[Dataset items]
────────────────────────────────────────

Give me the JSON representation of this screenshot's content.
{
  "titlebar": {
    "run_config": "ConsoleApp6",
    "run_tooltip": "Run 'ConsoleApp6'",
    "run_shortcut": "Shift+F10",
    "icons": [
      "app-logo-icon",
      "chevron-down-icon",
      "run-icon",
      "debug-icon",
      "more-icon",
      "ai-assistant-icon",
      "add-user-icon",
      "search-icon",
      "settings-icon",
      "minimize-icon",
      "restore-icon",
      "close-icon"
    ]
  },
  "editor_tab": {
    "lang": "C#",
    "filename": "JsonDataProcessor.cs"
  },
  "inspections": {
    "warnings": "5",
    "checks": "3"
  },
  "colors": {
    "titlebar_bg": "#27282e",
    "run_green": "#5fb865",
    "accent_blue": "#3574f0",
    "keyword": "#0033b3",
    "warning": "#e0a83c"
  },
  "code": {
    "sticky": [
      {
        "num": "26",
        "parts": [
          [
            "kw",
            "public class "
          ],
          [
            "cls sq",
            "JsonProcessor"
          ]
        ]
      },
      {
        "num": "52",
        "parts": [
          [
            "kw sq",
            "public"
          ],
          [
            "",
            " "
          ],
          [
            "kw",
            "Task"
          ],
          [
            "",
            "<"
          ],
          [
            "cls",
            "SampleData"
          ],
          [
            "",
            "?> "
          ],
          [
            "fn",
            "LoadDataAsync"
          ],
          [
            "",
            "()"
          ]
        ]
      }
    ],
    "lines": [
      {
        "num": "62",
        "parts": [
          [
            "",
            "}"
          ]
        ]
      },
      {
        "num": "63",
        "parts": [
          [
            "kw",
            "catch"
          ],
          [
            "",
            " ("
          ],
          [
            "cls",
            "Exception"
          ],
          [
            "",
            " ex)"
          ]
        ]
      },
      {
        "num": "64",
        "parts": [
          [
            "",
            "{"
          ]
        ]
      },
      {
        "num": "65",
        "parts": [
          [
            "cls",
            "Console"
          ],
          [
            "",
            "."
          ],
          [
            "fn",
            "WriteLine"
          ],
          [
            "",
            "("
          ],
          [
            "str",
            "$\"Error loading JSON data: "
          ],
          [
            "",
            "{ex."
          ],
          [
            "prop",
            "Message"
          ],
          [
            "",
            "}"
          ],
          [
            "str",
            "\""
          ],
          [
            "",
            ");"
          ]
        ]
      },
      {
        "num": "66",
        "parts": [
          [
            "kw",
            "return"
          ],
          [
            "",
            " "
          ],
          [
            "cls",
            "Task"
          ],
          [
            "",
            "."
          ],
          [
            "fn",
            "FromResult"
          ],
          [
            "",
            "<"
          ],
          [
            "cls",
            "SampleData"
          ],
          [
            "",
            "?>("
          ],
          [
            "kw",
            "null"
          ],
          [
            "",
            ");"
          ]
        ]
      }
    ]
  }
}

────────────────────────────────────────

> Required task
Give back the whole listing, word for word.

> Task result
Give me the JSON representation of this screenshot's content.
{
  "titlebar": {
    "run_config": "ConsoleApp6",
    "run_tooltip": "Run 'ConsoleApp6'",
    "run_shortcut": "Shift+F10",
    "icons": [
      "app-logo-icon",
      "chevron-down-icon",
      "run-icon",
      "debug-icon",
      "more-icon",
      "ai-assistant-icon",
      "add-user-icon",
      "search-icon",
      "settings-icon",
      "minimize-icon",
      "restore-icon",
      "close-icon"
    ]
  },
  "editor_tab": {
    "lang": "C#",
    "filename": "JsonDataProcessor.cs"
  },
  "inspections": {
    "warnings": "5",
    "checks": "3"
  },
  "colors": {
    "titlebar_bg": "#27282e",
    "run_green": "#5fb865",
    "accent_blue": "#3574f0",
    "keyword": "#0033b3",
    "warning": "#e0a83c"
  },
  "code": {
    "sticky": [
      {
        "num": "26",
        "parts": [
          [
            "kw",
            "public class "
          ],
          [
            "cls sq",
            "JsonProcessor"
          ]
        ]
      },
      {
        "num": "52",
        "parts": [
          [
            "kw sq",
            "public"
          ],
          [
            "",
            " "
          ],
          [
            "kw",
            "Task"
          ],
          [
            "",
            "<"
          ],
          [
            "cls",
            "SampleData"
          ],
          [
            "",
            "?> "
          ],
          [
            "fn",
            "LoadDataAsync"
          ],
          [
            "",
            "()"
          ]
        ]
      }
    ],
    "lines": [
      {
        "num": "62",
        "parts": [
          [
            "",
            "}"
          ]
        ]
      },
      {
        "num": "63",
        "parts": [
          [
            "kw",
            "catch"
          ],
          [
            "",
            " ("
          ],
          [
            "cls",
            "Exception"
          ],
          [
            "",
            " ex)"
          ]
        ]
      },
      {
        "num": "64",
        "parts": [
          [
            "",
            "{"
          ]
        ]
      },
      {
        "num": "65",
        "parts": [
          [
            "cls",
            "Console"
          ],
          [
            "",
            "."
          ],
          [
            "fn",
            "WriteLine"
          ],
          [
            "",
            "("
          ],
          [
            "str",
            "$\"Error loading JSON data: "
          ],
          [
            "",
            "{ex."
          ],
          [
            "prop",
            "Message"
          ],
          [
            "",
            "}"
          ],
          [
            "str",
            "\""
          ],
          [
            "",
            ");"
          ]
        ]
      },
      {
        "num": "66",
        "parts": [
          [
            "kw",
            "return"
          ],
          [
            "",
            " "
          ],
          [
            "cls",
            "Task"
          ],
          [
            "",
            "."
          ],
          [
            "fn",
            "FromResult"
          ],
          [
            "",
            "<"
          ],
          [
            "cls",
            "SampleData"
          ],
          [
            "",
            "?>("
          ],
          [
            "kw",
            "null"
          ],
          [
            "",
            ");"
          ]
        ]
      }
    ]
  }
}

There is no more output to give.